EXERCISE GOAL → Below are some entries; can you quote all of them exactly?

STORED RECORDS →
--------

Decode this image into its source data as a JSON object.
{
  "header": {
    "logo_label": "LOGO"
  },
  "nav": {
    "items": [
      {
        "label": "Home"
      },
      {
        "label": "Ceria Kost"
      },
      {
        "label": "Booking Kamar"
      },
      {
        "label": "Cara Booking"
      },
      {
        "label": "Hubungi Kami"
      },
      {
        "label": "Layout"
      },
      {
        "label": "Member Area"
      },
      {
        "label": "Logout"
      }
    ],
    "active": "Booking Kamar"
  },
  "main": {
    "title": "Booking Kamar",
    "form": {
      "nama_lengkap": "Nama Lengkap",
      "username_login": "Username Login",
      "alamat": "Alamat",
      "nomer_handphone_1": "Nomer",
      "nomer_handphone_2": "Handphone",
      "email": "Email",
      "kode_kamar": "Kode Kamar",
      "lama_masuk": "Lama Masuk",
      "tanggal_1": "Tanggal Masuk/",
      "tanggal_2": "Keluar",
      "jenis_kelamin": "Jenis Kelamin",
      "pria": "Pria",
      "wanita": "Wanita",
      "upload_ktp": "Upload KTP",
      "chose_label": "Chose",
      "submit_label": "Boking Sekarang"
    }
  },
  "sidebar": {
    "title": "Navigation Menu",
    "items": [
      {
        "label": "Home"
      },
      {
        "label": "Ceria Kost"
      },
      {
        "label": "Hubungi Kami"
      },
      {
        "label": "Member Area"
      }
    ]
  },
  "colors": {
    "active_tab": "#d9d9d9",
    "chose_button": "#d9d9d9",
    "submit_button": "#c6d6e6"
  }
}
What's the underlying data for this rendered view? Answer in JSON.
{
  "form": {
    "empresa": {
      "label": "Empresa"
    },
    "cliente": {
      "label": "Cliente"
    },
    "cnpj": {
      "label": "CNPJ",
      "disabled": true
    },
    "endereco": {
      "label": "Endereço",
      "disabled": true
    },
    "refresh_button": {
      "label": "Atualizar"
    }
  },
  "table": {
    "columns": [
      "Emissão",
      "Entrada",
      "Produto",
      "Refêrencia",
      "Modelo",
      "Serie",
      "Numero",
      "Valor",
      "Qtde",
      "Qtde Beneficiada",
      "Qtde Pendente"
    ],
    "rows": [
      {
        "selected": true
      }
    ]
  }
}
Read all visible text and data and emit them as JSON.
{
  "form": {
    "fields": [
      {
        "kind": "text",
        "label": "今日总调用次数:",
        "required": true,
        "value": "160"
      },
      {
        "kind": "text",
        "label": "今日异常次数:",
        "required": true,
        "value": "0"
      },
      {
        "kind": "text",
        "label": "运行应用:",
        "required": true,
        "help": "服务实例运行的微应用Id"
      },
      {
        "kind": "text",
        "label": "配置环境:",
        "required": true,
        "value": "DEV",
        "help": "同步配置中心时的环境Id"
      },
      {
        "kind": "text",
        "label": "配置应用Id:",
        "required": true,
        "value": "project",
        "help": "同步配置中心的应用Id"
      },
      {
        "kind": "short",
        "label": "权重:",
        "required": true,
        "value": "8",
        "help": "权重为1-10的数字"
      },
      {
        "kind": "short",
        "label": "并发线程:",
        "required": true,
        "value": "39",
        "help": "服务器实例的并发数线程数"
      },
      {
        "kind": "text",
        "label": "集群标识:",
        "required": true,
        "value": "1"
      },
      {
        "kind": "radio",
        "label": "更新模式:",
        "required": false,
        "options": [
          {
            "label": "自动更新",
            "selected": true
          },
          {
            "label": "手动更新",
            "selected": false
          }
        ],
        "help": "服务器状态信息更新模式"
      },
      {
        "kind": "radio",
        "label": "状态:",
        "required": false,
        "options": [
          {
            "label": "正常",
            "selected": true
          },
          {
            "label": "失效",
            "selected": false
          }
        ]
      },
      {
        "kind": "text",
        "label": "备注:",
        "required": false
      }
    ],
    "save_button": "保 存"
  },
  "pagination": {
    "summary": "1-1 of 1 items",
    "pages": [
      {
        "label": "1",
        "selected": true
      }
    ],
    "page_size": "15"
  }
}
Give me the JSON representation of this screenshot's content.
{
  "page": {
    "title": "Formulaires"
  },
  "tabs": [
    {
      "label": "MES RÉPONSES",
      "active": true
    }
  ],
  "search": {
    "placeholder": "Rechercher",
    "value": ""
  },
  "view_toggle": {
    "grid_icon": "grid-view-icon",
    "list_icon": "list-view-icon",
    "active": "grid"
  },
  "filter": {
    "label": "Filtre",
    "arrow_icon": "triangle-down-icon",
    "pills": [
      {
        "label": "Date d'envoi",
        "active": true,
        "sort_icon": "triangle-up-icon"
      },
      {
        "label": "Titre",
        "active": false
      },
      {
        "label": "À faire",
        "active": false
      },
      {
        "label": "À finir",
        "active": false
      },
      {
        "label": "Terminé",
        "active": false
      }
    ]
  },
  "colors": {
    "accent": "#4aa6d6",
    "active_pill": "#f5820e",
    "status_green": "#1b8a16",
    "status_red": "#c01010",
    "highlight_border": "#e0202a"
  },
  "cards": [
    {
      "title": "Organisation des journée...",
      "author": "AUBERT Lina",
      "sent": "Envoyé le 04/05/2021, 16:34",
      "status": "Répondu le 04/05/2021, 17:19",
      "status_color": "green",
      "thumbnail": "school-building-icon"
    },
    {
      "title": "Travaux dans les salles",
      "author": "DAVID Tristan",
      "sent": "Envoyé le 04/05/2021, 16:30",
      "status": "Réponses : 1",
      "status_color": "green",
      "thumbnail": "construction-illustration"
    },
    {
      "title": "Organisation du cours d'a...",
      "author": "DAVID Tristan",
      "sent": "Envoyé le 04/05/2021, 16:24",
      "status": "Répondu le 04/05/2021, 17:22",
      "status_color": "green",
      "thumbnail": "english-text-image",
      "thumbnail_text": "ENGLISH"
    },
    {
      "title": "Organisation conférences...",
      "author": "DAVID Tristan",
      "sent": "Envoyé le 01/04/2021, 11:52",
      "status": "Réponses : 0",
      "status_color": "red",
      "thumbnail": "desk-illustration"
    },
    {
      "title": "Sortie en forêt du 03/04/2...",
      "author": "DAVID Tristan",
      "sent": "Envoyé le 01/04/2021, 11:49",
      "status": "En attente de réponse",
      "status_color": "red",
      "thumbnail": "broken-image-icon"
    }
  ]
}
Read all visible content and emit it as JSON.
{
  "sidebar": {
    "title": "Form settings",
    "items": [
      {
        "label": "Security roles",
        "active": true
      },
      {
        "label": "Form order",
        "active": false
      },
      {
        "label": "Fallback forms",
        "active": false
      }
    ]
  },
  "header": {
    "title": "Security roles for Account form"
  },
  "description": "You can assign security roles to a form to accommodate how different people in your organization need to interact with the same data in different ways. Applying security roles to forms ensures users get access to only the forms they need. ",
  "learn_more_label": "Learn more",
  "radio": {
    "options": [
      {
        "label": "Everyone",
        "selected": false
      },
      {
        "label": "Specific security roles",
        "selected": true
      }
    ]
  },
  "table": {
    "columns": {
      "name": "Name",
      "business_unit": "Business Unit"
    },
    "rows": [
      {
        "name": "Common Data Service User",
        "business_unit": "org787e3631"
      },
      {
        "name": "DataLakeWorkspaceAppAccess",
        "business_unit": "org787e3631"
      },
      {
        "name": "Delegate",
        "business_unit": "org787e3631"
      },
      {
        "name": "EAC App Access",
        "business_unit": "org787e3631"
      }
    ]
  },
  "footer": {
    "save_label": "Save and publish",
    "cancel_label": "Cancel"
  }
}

--------

RESULT OF THIS EXERCISE →
Decode this image into its source data as a JSON object.
{
  "header": {
    "logo_label": "LOGO"
  },
  "nav": {
    "items": [
      {
        "label": "Home"
      },
      {
        "label": "Ceria Kost"
      },
      {
        "label": "Booking Kamar"
      },
      {
        "label": "Cara Booking"
      },
      {
        "label": "Hubungi Kami"
      },
      {
        "label": "Layout"
      },
      {
        "label": "Member Area"
      },
      {
        "label": "Logout"
      }
    ],
    "active": "Booking Kamar"
  },
  "main": {
    "title": "Booking Kamar",
    "form": {
      "nama_lengkap": "Nama Lengkap",
      "username_login": "Username Login",
      "alamat": "Alamat",
      "nomer_handphone_1": "Nomer",
      "nomer_handphone_2": "Handphone",
      "email": "Email",
      "kode_kamar": "Kode Kamar",
      "lama_masuk": "Lama Masuk",
      "tanggal_1": "Tanggal Masuk/",
      "tanggal_2": "Keluar",
      "jenis_kelamin": "Jenis Kelamin",
      "pria": "Pria",
      "wanita": "Wanita",
      "upload_ktp": "Upload KTP",
      "chose_label": "Chose",
      "submit_label": "Boking Sekarang"
    }
  },
  "sidebar": {
    "title": "Navigation Menu",
    "items": [
      {
        "label": "Home"
      },
      {
        "label": "Ceria Kost"
      },
      {
        "label": "Hubungi Kami"
      },
      {
        "label": "Member Area"
      }
    ]
  },
  "colors": {
    "active_tab": "#d9d9d9",
    "chose_button": "#d9d9d9",
    "submit_button": "#c6d6e6"
  }
}
What's the underlying data for this rendered view? Answer in JSON.
{
  "form": {
    "empresa": {
      "label": "Empresa"
    },
    "cliente": {
      "label": "Cliente"
    },
    "cnpj": {
      "label": "CNPJ",
      "disabled": true
    },
    "endereco": {
      "label": "Endereço",
      "disabled": true
    },
    "refresh_button": {
      "label": "Atualizar"
    }
  },
  "table": {
    "columns": [
      "Emissão",
      "Entrada",
      "Produto",
      "Refêrencia",
      "Modelo",
      "Serie",
      "Numero",
      "Valor",
      "Qtde",
      "Qtde Beneficiada",
      "Qtde Pendente"
    ],
    "rows": [
      {
        "selected": true
      }
    ]
  }
}
Read all visible text and data and emit them as JSON.
{
  "form": {
    "fields": [
      {
        "kind": "text",
        "label": "今日总调用次数:",
        "required": true,
        "value": "160"
      },
      {
        "kind": "text",
        "label": "今日异常次数:",
        "required": true,
        "value": "0"
      },
      {
        "kind": "text",
        "label": "运行应用:",
        "required": true,
        "help": "服务实例运行的微应用Id"
      },
      {
        "kind": "text",
        "label": "配置环境:",
        "required": true,
        "value": "DEV",
        "help": "同步配置中心时的环境Id"
      },
      {
        "kind": "text",
        "label": "配置应用Id:",
        "required": true,
        "value": "project",
        "help": "同步配置中心的应用Id"
      },
      {
        "kind": "short",
        "label": "权重:",
        "required": true,
        "value": "8",
        "help": "权重为1-10的数字"
      },
      {
        "kind": "short",
        "label": "并发线程:",
        "required": true,
        "value": "39",
        "help": "服务器实例的并发数线程数"
      },
      {
        "kind": "text",
        "label": "集群标识:",
        "required": true,
        "value": "1"
      },
      {
        "kind": "radio",
        "label": "更新模式:",
        "required": false,
        "options": [
          {
            "label": "自动更新",
            "selected": true
          },
          {
            "label": "手动更新",
            "selected": false
          }
        ],
        "help": "服务器状态信息更新模式"
      },
      {
        "kind": "radio",
        "label": "状态:",
        "required": false,
        "options": [
          {
            "label": "正常",
            "selected": true
          },
          {
            "label": "失效",
            "selected": false
          }
        ]
      },
      {
        "kind": "text",
        "label": "备注:",
        "required": false
      }
    ],
    "save_button": "保 存"
  },
  "pagination": {
    "summary": "1-1 of 1 items",
    "pages": [
      {
        "label": "1",
        "selected": true
      }
    ],
    "page_size": "15"
  }
}
Give me the JSON representation of this screenshot's content.
{
  "page": {
    "title": "Formulaires"
  },
  "tabs": [
    {
      "label": "MES RÉPONSES",
      "active": true
    }
  ],
  "search": {
    "placeholder": "Rechercher",
    "value": ""
  },
  "view_toggle": {
    "grid_icon": "grid-view-icon",
    "list_icon": "list-view-icon",
    "active": "grid"
  },
  "filter": {
    "label": "Filtre",
    "arrow_icon": "triangle-down-icon",
    "pills": [
      {
        "label": "Date d'envoi",
        "active": true,
        "sort_icon": "triangle-up-icon"
      },
      {
        "label": "Titre",
        "active": false
      },
      {
        "label": "À faire",
        "active": false
      },
      {
        "label": "À finir",
        "active": false
      },
      {
        "label": "Terminé",
        "active": false
      }
    ]
  },
  "colors": {
    "accent": "#4aa6d6",
    "active_pill": "#f5820e",
    "status_green": "#1b8a16",
    "status_red": "#c01010",
    "highlight_border": "#e0202a"
  },
  "cards": [
    {
      "title": "Organisation des journée...",
      "author": "AUBERT Lina",
      "sent": "Envoyé le 04/05/2021, 16:34",
      "status": "Répondu le 04/05/2021, 17:19",
      "status_color": "green",
      "thumbnail": "school-building-icon"
    },
    {
      "title": "Travaux dans les salles",
      "author": "DAVID Tristan",
      "sent": "Envoyé le 04/05/2021, 16:30",
      "status": "Réponses : 1",
      "status_color": "green",
      "thumbnail": "construction-illustration"
    },
    {
      "title": "Organisation du cours d'a...",
      "author": "DAVID Tristan",
      "sent": "Envoyé le 04/05/2021, 16:24",
      "status": "Répondu le 04/05/2021, 17:22",
      "status_color": "green",
      "thumbnail": "english-text-image",
      "thumbnail_text": "ENGLISH"
    },
    {
      "title": "Organisation conférences...",
      "author": "DAVID Tristan",
      "sent": "Envoyé le 01/04/2021, 11:52",
      "status": "Réponses : 0",
      "status_color": "red",
      "thumbnail": "desk-illustration"
    },
    {
      "title": "Sortie en forêt du 03/04/2...",
      "author": "DAVID Tristan",
      "sent": "Envoyé le 01/04/2021, 11:49",
      "status": "En attente de réponse",
      "status_color": "red",
      "thumbnail": "broken-image-icon"
    }
  ]
}
Read all visible content and emit it as JSON.
{
  "sidebar": {
    "title": "Form settings",
    "items": [
      {
        "label": "Security roles",
        "active": true
      },
      {
        "label": "Form order",
        "active": false
      },
      {
        "label": "Fallback forms",
        "active": false
      }
    ]
  },
  "header": {
    "title": "Security roles for Account form"
  },
  "description": "You can assign security roles to a form to accommodate how different people in your organization need to interact with the same data in different ways. Applying security roles to forms ensures users get access to only the forms they need. ",
  "learn_more_label": "Learn more",
  "radio": {
    "options": [
      {
        "label": "Everyone",
        "selected": false
      },
      {
        "label": "Specific security roles",
        "selected": true
      }
    ]
  },
  "table": {
    "columns": {
      "name": "Name",
      "business_unit": "Business Unit"
    },
    "rows": [
      {
        "name": "Common Data Service User",
        "business_unit": "org787e3631"
      },
      {
        "name": "DataLakeWorkspaceAppAccess",
        "business_unit": "org787e3631"
      },
      {
        "name": "Delegate",
        "business_unit": "org787e3631"
      },
      {
        "name": "EAC App Access",
        "business_unit": "org787e3631"
      }
    ]
  },
  "footer": {
    "save_label": "Save and publish",
    "cancel_label": "Cancel"
  }
}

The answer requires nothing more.